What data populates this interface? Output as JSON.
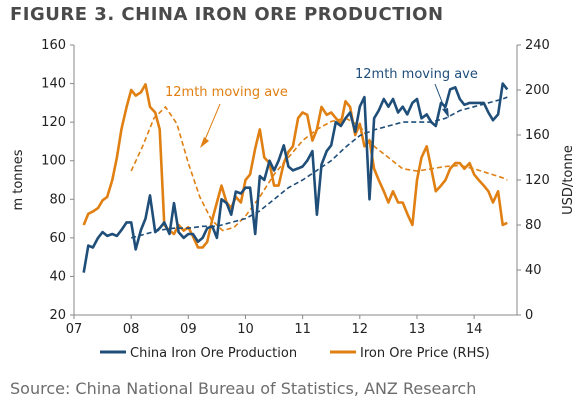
{
  "title": "FIGURE 3. CHINA IRON ORE PRODUCTION",
  "source": "Source: China National Bureau of Statistics, ANZ Research",
  "chart_data": {
    "type": "line",
    "ylabel_left": "m tonnes",
    "ylabel_right": "USD/tonne",
    "ylim_left": [
      20,
      160
    ],
    "ylim_right": [
      0,
      240
    ],
    "yticks_left": [
      "20",
      "40",
      "60",
      "80",
      "100",
      "120",
      "140",
      "160"
    ],
    "yticks_right": [
      "0",
      "40",
      "80",
      "120",
      "160",
      "200",
      "240"
    ],
    "xlim": [
      2007,
      2014.75
    ],
    "xticks": [
      {
        "x": 2007,
        "label": "07"
      },
      {
        "x": 2008,
        "label": "08"
      },
      {
        "x": 2009,
        "label": "09"
      },
      {
        "x": 2010,
        "label": "10"
      },
      {
        "x": 2011,
        "label": "11"
      },
      {
        "x": 2012,
        "label": "12"
      },
      {
        "x": 2013,
        "label": "13"
      },
      {
        "x": 2014,
        "label": "14"
      }
    ],
    "grid": false,
    "legend_position": "bottom",
    "series": [
      {
        "name": "China Iron Ore Production",
        "axis": "left",
        "style": "solid",
        "color": "#1f4e79",
        "x": [
          2007.17,
          2007.25,
          2007.33,
          2007.42,
          2007.5,
          2007.58,
          2007.67,
          2007.75,
          2007.83,
          2007.92,
          2008.0,
          2008.08,
          2008.17,
          2008.25,
          2008.33,
          2008.42,
          2008.5,
          2008.58,
          2008.67,
          2008.75,
          2008.83,
          2008.92,
          2009.0,
          2009.08,
          2009.17,
          2009.25,
          2009.33,
          2009.42,
          2009.5,
          2009.58,
          2009.67,
          2009.75,
          2009.83,
          2009.92,
          2010.0,
          2010.08,
          2010.17,
          2010.25,
          2010.33,
          2010.42,
          2010.5,
          2010.58,
          2010.67,
          2010.75,
          2010.83,
          2010.92,
          2011.0,
          2011.08,
          2011.17,
          2011.25,
          2011.33,
          2011.42,
          2011.5,
          2011.58,
          2011.67,
          2011.75,
          2011.83,
          2011.92,
          2012.0,
          2012.08,
          2012.17,
          2012.25,
          2012.33,
          2012.42,
          2012.5,
          2012.58,
          2012.67,
          2012.75,
          2012.83,
          2012.92,
          2013.0,
          2013.08,
          2013.17,
          2013.25,
          2013.33,
          2013.42,
          2013.5,
          2013.58,
          2013.67,
          2013.75,
          2013.83,
          2013.92,
          2014.0,
          2014.08,
          2014.17,
          2014.25,
          2014.33,
          2014.42,
          2014.5,
          2014.58
        ],
        "values": [
          42,
          56,
          55,
          60,
          63,
          61,
          62,
          61,
          64,
          68,
          68,
          54,
          64,
          70,
          82,
          63,
          65,
          68,
          62,
          78,
          63,
          60,
          62,
          62,
          58,
          60,
          65,
          66,
          60,
          80,
          78,
          72,
          84,
          83,
          86,
          86,
          62,
          92,
          90,
          100,
          95,
          100,
          108,
          97,
          95,
          96,
          97,
          100,
          105,
          72,
          98,
          105,
          108,
          120,
          118,
          122,
          125,
          115,
          128,
          133,
          80,
          122,
          126,
          132,
          128,
          132,
          125,
          128,
          124,
          130,
          132,
          122,
          124,
          120,
          118,
          130,
          128,
          137,
          138,
          132,
          129,
          130,
          130,
          130,
          130,
          125,
          121,
          124,
          140,
          137
        ]
      },
      {
        "name": "Iron Ore Price (RHS)",
        "axis": "right",
        "style": "solid",
        "color": "#e07f12",
        "x": [
          2007.17,
          2007.25,
          2007.33,
          2007.42,
          2007.5,
          2007.58,
          2007.67,
          2007.75,
          2007.83,
          2007.92,
          2008.0,
          2008.08,
          2008.17,
          2008.25,
          2008.33,
          2008.42,
          2008.5,
          2008.58,
          2008.67,
          2008.75,
          2008.83,
          2008.92,
          2009.0,
          2009.08,
          2009.17,
          2009.25,
          2009.33,
          2009.42,
          2009.5,
          2009.58,
          2009.67,
          2009.75,
          2009.83,
          2009.92,
          2010.0,
          2010.08,
          2010.17,
          2010.25,
          2010.33,
          2010.42,
          2010.5,
          2010.58,
          2010.67,
          2010.75,
          2010.83,
          2010.92,
          2011.0,
          2011.08,
          2011.17,
          2011.25,
          2011.33,
          2011.42,
          2011.5,
          2011.58,
          2011.67,
          2011.75,
          2011.83,
          2011.92,
          2012.0,
          2012.08,
          2012.17,
          2012.25,
          2012.33,
          2012.42,
          2012.5,
          2012.58,
          2012.67,
          2012.75,
          2012.83,
          2012.92,
          2013.0,
          2013.08,
          2013.17,
          2013.25,
          2013.33,
          2013.42,
          2013.5,
          2013.58,
          2013.67,
          2013.75,
          2013.83,
          2013.92,
          2014.0,
          2014.08,
          2014.17,
          2014.25,
          2014.33,
          2014.42,
          2014.5,
          2014.58
        ],
        "values": [
          80,
          90,
          92,
          95,
          102,
          105,
          120,
          140,
          165,
          185,
          200,
          195,
          198,
          205,
          185,
          180,
          165,
          80,
          75,
          72,
          80,
          75,
          78,
          70,
          60,
          60,
          65,
          85,
          100,
          115,
          100,
          95,
          105,
          100,
          120,
          125,
          148,
          165,
          140,
          135,
          115,
          115,
          135,
          145,
          150,
          175,
          180,
          178,
          155,
          165,
          185,
          178,
          180,
          175,
          170,
          190,
          185,
          160,
          170,
          150,
          155,
          130,
          120,
          110,
          100,
          110,
          100,
          100,
          90,
          80,
          120,
          140,
          150,
          130,
          110,
          115,
          120,
          130,
          135,
          135,
          130,
          135,
          125,
          120,
          115,
          110,
          100,
          110,
          80,
          82
        ]
      },
      {
        "name": "12mth moving ave",
        "axis": "left",
        "style": "dashed",
        "color": "#1f4e79",
        "x": [
          2008.0,
          2008.25,
          2008.5,
          2008.75,
          2009.0,
          2009.25,
          2009.5,
          2009.75,
          2010.0,
          2010.25,
          2010.5,
          2010.75,
          2011.0,
          2011.25,
          2011.5,
          2011.75,
          2012.0,
          2012.25,
          2012.5,
          2012.75,
          2013.0,
          2013.25,
          2013.5,
          2013.75,
          2014.0,
          2014.25,
          2014.5,
          2014.58
        ],
        "values": [
          60,
          62,
          64,
          65,
          65,
          66,
          66,
          68,
          70,
          74,
          80,
          86,
          90,
          95,
          100,
          107,
          113,
          116,
          118,
          120,
          120,
          120,
          122,
          126,
          128,
          130,
          132,
          133
        ]
      },
      {
        "name": "12mth moving ave",
        "axis": "right",
        "style": "dashed",
        "color": "#e07f12",
        "x": [
          2008.0,
          2008.2,
          2008.4,
          2008.6,
          2008.8,
          2009.0,
          2009.2,
          2009.4,
          2009.6,
          2009.8,
          2010.0,
          2010.25,
          2010.5,
          2010.75,
          2011.0,
          2011.25,
          2011.5,
          2011.75,
          2012.0,
          2012.25,
          2012.5,
          2012.75,
          2013.0,
          2013.25,
          2013.5,
          2013.75,
          2014.0,
          2014.25,
          2014.5,
          2014.58
        ],
        "values": [
          128,
          150,
          175,
          185,
          170,
          135,
          105,
          85,
          75,
          78,
          88,
          105,
          125,
          140,
          155,
          165,
          172,
          175,
          168,
          150,
          140,
          130,
          128,
          130,
          132,
          133,
          130,
          126,
          122,
          120
        ]
      }
    ],
    "annotations": [
      {
        "text": "12mth moving ave",
        "series": "Iron Ore Price (RHS)"
      },
      {
        "text": "12mth moving ave",
        "series": "China Iron Ore Production"
      }
    ]
  }
}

» **Your goal**:
Using the listing, collect all lines in which the string "Price" is found.

» **The solution**:
        "name": "Iron Ore Price (RHS)",
        "series": "Iron Ore Price (RHS)"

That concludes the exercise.